**PROBLEM**:
Find the lines in these entries that include the word "Photometric" and state how many there are, with no other words.

***

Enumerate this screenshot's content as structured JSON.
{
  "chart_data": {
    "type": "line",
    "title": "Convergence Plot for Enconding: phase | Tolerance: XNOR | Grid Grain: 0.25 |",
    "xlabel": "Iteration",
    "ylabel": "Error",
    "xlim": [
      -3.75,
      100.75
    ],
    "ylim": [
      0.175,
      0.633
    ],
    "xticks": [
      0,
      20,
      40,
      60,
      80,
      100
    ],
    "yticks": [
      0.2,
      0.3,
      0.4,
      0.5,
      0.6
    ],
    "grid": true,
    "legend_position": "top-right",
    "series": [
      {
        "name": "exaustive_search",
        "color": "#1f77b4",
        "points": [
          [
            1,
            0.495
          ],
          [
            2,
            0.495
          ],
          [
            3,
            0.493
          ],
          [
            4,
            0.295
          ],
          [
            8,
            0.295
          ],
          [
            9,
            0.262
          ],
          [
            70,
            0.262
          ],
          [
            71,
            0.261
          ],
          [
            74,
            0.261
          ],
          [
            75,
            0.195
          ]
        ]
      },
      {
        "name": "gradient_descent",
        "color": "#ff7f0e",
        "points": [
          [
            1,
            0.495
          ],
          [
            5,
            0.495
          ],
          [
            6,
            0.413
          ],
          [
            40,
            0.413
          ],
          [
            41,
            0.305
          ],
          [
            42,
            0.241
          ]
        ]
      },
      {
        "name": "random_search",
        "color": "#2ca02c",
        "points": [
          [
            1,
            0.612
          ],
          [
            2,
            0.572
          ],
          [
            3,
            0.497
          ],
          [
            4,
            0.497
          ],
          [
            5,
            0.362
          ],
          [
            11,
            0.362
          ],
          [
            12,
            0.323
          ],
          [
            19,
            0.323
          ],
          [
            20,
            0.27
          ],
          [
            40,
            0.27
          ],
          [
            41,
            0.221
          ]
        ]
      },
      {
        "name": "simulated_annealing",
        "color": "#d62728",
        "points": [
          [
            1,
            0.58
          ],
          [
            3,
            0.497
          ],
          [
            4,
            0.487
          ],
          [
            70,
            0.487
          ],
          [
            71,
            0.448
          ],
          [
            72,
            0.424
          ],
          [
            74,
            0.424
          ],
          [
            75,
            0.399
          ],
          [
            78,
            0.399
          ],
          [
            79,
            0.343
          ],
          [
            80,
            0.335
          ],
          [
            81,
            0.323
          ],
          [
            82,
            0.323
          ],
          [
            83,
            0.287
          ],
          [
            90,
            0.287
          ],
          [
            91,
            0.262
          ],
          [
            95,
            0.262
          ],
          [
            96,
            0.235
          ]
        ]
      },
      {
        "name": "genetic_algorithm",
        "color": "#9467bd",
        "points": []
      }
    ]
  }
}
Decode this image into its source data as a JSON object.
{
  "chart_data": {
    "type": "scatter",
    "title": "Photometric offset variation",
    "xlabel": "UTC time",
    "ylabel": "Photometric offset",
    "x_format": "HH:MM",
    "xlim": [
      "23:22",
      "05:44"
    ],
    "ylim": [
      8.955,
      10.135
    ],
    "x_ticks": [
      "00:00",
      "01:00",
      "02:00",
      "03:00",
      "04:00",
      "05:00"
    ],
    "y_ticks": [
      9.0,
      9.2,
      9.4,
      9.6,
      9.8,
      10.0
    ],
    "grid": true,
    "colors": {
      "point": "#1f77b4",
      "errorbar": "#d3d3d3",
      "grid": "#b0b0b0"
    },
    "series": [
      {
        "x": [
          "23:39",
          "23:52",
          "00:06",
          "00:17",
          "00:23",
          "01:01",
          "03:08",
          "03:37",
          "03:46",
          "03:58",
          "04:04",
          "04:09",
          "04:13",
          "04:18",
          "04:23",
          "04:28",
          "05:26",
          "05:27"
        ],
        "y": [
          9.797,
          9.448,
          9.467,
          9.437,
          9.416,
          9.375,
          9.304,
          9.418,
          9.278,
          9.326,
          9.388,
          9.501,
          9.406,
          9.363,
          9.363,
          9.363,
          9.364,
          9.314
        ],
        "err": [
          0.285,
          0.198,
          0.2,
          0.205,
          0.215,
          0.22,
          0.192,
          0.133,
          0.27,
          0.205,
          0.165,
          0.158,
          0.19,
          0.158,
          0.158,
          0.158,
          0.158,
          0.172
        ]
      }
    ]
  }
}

***

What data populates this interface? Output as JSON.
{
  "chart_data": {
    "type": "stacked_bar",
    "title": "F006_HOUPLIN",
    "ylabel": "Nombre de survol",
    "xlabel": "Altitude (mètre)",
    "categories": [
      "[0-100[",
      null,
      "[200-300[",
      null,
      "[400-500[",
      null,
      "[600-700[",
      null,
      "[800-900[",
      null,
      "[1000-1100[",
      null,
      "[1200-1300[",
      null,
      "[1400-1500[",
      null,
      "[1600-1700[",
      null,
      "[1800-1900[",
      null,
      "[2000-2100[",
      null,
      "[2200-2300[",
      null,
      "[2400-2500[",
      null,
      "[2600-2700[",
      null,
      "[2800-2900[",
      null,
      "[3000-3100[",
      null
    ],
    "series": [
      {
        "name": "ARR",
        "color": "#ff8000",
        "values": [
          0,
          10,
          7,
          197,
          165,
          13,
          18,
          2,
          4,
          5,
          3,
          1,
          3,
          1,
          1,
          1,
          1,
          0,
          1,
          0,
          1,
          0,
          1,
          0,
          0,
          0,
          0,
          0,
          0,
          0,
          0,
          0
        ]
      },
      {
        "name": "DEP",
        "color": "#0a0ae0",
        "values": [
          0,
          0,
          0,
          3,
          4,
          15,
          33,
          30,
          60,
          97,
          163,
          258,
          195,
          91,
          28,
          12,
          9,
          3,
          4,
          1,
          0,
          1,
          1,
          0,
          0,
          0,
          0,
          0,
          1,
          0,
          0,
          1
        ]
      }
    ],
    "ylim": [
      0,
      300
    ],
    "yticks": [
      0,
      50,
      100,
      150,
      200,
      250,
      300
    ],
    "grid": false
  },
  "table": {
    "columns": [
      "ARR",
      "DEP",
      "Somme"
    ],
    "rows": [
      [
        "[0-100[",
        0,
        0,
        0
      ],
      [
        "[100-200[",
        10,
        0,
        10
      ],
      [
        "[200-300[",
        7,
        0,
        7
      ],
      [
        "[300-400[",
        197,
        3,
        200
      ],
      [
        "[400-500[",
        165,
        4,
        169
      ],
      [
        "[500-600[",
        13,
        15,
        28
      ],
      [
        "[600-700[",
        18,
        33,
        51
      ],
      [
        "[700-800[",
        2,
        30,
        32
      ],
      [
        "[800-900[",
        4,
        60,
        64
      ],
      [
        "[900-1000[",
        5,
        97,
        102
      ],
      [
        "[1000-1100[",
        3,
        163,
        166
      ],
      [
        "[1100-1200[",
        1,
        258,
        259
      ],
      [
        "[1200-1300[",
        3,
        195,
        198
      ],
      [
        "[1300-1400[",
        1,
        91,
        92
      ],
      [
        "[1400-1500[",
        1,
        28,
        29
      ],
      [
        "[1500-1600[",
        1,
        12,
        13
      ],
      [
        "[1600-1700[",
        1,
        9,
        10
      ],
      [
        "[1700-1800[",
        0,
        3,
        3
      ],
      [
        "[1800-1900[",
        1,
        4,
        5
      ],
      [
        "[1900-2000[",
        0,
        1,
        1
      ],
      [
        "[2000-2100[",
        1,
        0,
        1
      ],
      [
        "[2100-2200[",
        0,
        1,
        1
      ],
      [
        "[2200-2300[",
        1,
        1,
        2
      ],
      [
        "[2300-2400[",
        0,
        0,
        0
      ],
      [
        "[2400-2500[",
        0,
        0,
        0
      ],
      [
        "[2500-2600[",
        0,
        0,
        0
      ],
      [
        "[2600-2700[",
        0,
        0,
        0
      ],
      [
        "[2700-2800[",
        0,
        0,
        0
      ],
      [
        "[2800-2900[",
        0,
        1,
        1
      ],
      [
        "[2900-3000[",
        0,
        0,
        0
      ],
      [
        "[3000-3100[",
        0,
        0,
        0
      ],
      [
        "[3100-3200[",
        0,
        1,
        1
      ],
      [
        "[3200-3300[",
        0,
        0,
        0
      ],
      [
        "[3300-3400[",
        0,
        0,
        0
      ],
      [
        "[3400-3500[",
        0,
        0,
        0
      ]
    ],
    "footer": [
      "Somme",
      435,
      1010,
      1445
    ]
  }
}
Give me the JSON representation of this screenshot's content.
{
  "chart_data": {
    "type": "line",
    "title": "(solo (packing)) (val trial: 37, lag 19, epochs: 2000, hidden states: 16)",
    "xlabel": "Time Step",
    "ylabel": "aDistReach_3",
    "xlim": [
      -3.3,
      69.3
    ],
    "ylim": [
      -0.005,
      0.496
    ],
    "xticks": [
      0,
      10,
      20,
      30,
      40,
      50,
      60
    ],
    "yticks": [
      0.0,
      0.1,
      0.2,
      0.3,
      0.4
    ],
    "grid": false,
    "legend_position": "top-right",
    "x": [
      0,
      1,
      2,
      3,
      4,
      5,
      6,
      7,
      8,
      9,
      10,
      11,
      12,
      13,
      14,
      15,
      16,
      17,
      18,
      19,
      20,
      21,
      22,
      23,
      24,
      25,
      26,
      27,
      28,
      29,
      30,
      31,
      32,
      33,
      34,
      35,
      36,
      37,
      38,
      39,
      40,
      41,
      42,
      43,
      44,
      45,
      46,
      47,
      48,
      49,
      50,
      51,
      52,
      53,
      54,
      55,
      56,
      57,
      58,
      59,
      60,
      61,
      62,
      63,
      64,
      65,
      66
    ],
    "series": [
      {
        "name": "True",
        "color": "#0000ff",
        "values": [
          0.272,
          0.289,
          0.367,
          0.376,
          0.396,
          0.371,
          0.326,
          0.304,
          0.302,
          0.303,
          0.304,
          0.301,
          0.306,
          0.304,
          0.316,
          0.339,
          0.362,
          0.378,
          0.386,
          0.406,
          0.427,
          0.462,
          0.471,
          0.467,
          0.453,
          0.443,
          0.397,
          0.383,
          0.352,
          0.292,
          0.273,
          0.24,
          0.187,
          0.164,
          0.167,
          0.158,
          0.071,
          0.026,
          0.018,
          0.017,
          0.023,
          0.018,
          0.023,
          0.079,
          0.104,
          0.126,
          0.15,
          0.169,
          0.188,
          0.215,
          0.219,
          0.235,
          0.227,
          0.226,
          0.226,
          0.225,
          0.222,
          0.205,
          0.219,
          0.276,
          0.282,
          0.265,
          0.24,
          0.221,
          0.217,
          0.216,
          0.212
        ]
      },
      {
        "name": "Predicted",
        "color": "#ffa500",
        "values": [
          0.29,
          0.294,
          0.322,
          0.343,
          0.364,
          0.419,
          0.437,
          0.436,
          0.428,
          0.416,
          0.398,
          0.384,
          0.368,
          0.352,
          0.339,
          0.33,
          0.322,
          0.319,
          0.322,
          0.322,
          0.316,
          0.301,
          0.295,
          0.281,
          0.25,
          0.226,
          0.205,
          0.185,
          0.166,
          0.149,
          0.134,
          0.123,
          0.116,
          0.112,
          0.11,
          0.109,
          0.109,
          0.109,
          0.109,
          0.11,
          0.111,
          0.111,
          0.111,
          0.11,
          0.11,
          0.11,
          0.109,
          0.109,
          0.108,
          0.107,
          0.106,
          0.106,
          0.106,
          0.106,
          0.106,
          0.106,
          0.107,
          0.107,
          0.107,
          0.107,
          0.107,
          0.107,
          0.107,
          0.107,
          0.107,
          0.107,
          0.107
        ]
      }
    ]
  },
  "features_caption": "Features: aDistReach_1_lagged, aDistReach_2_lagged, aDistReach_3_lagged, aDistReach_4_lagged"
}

***

**WRITTEN ANSWER**:
2